◆ **THE TASK**
Select and copy out every line in the records containing "часть".
+ + +
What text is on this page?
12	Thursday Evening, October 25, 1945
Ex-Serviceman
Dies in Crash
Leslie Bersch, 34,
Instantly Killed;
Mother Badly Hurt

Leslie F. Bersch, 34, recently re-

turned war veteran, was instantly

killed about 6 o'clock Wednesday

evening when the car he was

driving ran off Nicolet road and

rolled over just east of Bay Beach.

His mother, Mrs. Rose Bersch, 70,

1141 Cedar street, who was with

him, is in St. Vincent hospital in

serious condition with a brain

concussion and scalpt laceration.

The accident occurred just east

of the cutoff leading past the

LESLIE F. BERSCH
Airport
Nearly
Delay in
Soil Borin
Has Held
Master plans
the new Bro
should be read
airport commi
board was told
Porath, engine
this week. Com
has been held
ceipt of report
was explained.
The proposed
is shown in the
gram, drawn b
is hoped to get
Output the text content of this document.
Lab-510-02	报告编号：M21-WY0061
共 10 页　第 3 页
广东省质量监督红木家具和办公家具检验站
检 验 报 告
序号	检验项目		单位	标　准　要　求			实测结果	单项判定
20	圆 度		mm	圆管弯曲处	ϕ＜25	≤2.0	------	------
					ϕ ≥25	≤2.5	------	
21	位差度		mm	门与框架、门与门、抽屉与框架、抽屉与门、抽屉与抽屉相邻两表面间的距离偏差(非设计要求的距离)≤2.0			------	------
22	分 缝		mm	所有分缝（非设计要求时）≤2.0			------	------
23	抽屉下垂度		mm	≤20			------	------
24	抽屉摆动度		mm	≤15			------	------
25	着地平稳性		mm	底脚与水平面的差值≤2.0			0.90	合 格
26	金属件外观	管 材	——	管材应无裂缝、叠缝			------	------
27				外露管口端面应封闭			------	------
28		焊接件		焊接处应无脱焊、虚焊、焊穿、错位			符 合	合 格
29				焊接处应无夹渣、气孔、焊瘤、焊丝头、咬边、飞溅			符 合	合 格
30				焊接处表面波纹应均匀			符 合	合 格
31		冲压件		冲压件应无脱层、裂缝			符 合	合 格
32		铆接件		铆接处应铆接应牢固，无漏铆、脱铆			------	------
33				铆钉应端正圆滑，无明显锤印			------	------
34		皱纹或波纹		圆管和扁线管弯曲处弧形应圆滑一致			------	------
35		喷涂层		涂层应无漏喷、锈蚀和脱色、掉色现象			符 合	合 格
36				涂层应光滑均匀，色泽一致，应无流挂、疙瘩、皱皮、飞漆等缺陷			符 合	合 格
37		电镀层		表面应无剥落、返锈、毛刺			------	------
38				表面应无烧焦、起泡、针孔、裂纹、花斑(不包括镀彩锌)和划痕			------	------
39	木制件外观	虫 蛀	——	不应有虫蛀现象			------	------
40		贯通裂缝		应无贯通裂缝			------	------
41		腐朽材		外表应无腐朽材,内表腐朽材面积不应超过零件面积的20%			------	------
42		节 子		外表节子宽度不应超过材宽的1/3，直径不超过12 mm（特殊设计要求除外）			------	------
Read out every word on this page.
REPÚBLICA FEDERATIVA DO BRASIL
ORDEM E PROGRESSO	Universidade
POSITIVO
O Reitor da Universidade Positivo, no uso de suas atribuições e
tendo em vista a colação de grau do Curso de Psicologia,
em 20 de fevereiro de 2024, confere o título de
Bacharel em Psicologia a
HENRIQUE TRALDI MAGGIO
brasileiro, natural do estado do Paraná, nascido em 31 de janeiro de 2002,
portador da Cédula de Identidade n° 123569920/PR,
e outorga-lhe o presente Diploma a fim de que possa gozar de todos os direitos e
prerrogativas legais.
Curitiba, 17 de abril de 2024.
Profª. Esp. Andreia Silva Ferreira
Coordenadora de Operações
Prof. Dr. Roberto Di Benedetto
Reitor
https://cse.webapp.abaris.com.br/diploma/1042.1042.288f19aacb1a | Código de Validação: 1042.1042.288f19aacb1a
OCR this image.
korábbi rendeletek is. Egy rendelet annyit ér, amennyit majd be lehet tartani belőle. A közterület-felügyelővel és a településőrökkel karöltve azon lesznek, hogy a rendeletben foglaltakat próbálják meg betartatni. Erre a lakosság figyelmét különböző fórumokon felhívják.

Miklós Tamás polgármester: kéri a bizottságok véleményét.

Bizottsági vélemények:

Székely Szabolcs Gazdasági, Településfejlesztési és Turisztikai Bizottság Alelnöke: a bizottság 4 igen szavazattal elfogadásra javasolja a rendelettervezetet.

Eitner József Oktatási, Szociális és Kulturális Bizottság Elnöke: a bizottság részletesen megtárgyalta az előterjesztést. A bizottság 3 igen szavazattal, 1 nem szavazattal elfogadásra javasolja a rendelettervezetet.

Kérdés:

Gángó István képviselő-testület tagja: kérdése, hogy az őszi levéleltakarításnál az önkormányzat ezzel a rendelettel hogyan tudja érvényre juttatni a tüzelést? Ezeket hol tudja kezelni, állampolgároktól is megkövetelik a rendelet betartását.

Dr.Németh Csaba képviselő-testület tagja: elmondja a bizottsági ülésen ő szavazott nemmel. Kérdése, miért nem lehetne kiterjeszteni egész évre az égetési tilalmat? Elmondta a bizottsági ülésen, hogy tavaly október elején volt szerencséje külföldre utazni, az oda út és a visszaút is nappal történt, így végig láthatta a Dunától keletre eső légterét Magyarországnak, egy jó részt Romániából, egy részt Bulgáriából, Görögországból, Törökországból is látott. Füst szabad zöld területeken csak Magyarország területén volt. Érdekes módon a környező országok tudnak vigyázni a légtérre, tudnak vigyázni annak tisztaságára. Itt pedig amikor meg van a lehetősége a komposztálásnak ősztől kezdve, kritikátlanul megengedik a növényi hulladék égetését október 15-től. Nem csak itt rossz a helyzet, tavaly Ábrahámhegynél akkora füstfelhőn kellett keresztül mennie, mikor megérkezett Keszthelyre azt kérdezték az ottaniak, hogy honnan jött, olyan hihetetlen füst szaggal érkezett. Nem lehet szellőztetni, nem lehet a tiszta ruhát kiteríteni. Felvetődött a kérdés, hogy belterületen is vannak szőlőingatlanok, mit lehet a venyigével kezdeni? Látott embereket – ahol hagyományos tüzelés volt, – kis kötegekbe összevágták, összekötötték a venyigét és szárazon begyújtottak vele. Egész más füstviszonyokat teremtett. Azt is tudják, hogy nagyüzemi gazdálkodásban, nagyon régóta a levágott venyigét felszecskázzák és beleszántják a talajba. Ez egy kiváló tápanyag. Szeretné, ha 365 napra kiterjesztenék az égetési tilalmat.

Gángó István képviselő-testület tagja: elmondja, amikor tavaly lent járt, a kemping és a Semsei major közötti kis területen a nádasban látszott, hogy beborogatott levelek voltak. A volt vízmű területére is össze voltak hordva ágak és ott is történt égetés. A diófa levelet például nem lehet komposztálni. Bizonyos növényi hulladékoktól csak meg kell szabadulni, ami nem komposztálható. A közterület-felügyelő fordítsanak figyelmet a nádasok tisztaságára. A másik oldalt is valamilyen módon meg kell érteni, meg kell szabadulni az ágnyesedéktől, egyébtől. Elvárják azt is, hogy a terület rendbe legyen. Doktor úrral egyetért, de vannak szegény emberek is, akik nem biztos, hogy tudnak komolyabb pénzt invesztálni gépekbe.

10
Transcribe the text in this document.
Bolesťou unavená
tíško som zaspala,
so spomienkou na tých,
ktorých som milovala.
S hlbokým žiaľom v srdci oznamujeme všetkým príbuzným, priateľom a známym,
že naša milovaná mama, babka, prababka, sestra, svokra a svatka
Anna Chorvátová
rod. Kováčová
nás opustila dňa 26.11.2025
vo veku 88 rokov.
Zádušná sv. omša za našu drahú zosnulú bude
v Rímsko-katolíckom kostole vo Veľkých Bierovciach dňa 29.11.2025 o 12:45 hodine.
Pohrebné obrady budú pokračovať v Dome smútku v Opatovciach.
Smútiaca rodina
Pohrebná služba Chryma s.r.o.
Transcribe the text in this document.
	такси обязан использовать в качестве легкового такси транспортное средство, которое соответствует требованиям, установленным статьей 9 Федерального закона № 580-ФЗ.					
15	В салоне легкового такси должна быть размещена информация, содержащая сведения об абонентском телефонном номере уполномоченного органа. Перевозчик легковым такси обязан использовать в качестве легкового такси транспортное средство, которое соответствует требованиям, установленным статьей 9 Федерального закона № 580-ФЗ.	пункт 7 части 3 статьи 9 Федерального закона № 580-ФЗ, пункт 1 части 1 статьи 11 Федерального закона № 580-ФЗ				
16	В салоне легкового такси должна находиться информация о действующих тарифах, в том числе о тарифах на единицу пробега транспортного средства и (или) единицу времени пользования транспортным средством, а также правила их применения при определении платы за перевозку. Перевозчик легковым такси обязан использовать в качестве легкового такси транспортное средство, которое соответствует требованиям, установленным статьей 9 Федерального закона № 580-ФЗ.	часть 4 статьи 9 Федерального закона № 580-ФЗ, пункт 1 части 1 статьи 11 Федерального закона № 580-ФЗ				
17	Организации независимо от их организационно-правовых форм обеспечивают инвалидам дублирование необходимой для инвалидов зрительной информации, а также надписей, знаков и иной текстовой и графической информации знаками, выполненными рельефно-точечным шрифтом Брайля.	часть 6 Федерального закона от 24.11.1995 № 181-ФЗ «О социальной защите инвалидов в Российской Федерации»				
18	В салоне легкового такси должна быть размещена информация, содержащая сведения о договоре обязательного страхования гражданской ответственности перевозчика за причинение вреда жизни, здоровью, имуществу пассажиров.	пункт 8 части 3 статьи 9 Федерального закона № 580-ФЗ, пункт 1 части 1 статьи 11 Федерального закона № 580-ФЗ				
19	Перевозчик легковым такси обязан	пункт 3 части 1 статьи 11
+ + +
◆ **SOLVED EXERCISE**
16	В салоне легкового такси должна находиться информация о действующих тарифах, в том числе о тарифах на единицу пробега транспортного средства и (или) единицу времени пользования транспортным средством, а также правила их применения при определении платы за перевозку. Перевозчик легковым такси обязан использовать в качестве легкового такси транспортное средство, которое соответствует требованиям, установленным статьей 9 Федерального закона № 580-ФЗ.	часть 4 статьи 9 Федерального закона № 580-ФЗ, пункт 1 части 1 статьи 11 Федерального закона № 580-ФЗ				
17	Организации независимо от их организационно-правовых форм обеспечивают инвалидам дублирование необходимой для инвалидов зрительной информации, а также надписей, знаков и иной текстовой и графической информации знаками, выполненными рельефно-точечным шрифтом Брайля.	часть 6 Федерального закона от 24.11.1995 № 181-ФЗ «О социальной защите инвалидов в Российской Федерации»				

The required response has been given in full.